◆ CHALLENGE: Would you transcribe all of the data exactly, down to the last character?

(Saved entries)
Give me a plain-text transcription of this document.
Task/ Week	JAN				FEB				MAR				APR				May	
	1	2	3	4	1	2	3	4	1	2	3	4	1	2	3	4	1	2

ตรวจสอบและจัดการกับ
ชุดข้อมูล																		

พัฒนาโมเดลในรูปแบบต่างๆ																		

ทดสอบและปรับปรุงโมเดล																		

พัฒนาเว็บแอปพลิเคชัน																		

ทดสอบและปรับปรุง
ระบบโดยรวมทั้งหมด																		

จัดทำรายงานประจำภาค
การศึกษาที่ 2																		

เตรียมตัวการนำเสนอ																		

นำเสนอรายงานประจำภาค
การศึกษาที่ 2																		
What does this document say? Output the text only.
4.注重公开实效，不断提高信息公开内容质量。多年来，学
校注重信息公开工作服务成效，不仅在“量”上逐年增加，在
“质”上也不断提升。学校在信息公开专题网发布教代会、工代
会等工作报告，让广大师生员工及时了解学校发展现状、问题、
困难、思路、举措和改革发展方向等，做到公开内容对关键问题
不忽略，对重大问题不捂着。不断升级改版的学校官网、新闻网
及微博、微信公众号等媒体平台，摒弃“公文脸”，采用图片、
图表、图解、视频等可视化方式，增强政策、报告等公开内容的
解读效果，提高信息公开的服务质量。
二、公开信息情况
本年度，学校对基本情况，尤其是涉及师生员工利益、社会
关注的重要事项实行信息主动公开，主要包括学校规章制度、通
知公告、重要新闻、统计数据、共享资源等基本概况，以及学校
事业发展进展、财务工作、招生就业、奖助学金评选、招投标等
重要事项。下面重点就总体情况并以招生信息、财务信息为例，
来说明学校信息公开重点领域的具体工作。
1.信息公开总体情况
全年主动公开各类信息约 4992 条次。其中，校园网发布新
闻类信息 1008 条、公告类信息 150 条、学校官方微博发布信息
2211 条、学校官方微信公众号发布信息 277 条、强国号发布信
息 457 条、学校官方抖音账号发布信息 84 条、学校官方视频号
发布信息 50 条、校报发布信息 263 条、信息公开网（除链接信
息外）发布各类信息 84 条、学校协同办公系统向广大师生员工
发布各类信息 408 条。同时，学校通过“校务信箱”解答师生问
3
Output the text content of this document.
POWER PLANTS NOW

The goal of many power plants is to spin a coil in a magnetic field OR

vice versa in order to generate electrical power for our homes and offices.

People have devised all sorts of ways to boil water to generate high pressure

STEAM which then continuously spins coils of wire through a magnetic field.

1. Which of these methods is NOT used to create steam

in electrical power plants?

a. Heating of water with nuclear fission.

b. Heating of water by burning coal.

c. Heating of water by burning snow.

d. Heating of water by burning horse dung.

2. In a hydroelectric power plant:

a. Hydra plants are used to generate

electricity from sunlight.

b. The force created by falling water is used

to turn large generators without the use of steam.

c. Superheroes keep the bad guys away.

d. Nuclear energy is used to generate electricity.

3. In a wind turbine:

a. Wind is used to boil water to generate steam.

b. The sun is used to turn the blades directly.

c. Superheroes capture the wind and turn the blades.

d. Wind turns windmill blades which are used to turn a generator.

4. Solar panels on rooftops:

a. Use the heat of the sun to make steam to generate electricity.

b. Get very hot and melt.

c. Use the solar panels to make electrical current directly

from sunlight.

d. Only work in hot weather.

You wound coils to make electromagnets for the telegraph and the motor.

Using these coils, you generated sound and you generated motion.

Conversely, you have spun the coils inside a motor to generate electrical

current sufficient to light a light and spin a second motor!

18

◆ FINISHED ANSWER:
Give me a plain-text transcription of this document.
Task/ Week	JAN				FEB				MAR				APR				May	
	1	2	3	4	1	2	3	4	1	2	3	4	1	2	3	4	1	2

ตรวจสอบและจัดการกับ
ชุดข้อมูล																		

พัฒนาโมเดลในรูปแบบต่างๆ																		

ทดสอบและปรับปรุงโมเดล																		

พัฒนาเว็บแอปพลิเคชัน																		

ทดสอบและปรับปรุง
ระบบโดยรวมทั้งหมด																		

จัดทำรายงานประจำภาค
การศึกษาที่ 2																		

เตรียมตัวการนำเสนอ																		

นำเสนอรายงานประจำภาค
การศึกษาที่ 2																		
What does this document say? Output the text only.
4.注重公开实效，不断提高信息公开内容质量。多年来，学
校注重信息公开工作服务成效，不仅在“量”上逐年增加，在
“质”上也不断提升。学校在信息公开专题网发布教代会、工代
会等工作报告，让广大师生员工及时了解学校发展现状、问题、
困难、思路、举措和改革发展方向等，做到公开内容对关键问题
不忽略，对重大问题不捂着。不断升级改版的学校官网、新闻网
及微博、微信公众号等媒体平台，摒弃“公文脸”，采用图片、
图表、图解、视频等可视化方式，增强政策、报告等公开内容的
解读效果，提高信息公开的服务质量。
二、公开信息情况
本年度，学校对基本情况，尤其是涉及师生员工利益、社会
关注的重要事项实行信息主动公开，主要包括学校规章制度、通
知公告、重要新闻、统计数据、共享资源等基本概况，以及学校
事业发展进展、财务工作、招生就业、奖助学金评选、招投标等
重要事项。下面重点就总体情况并以招生信息、财务信息为例，
来说明学校信息公开重点领域的具体工作。
1.信息公开总体情况
全年主动公开各类信息约 4992 条次。其中，校园网发布新
闻类信息 1008 条、公告类信息 150 条、学校官方微博发布信息
2211 条、学校官方微信公众号发布信息 277 条、强国号发布信
息 457 条、学校官方抖音账号发布信息 84 条、学校官方视频号
发布信息 50 条、校报发布信息 263 条、信息公开网（除链接信
息外）发布各类信息 84 条、学校协同办公系统向广大师生员工
发布各类信息 408 条。同时，学校通过“校务信箱”解答师生问
3
Output the text content of this document.
POWER PLANTS NOW

The goal of many power plants is to spin a coil in a magnetic field OR

vice versa in order to generate electrical power for our homes and offices.

People have devised all sorts of ways to boil water to generate high pressure

STEAM which then continuously spins coils of wire through a magnetic field.

1. Which of these methods is NOT used to create steam

in electrical power plants?

a. Heating of water with nuclear fission.

b. Heating of water by burning coal.

c. Heating of water by burning snow.

d. Heating of water by burning horse dung.

2. In a hydroelectric power plant:

a. Hydra plants are used to generate

electricity from sunlight.

b. The force created by falling water is used

to turn large generators without the use of steam.

c. Superheroes keep the bad guys away.

d. Nuclear energy is used to generate electricity.

3. In a wind turbine:

a. Wind is used to boil water to generate steam.

b. The sun is used to turn the blades directly.

c. Superheroes capture the wind and turn the blades.

d. Wind turns windmill blades which are used to turn a generator.

4. Solar panels on rooftops:

a. Use the heat of the sun to make steam to generate electricity.

b. Get very hot and melt.

c. Use the solar panels to make electrical current directly

from sunlight.

d. Only work in hot weather.

You wound coils to make electromagnets for the telegraph and the motor.

Using these coils, you generated sound and you generated motion.

Conversely, you have spun the coils inside a motor to generate electrical

current sufficient to light a light and spin a second motor!

18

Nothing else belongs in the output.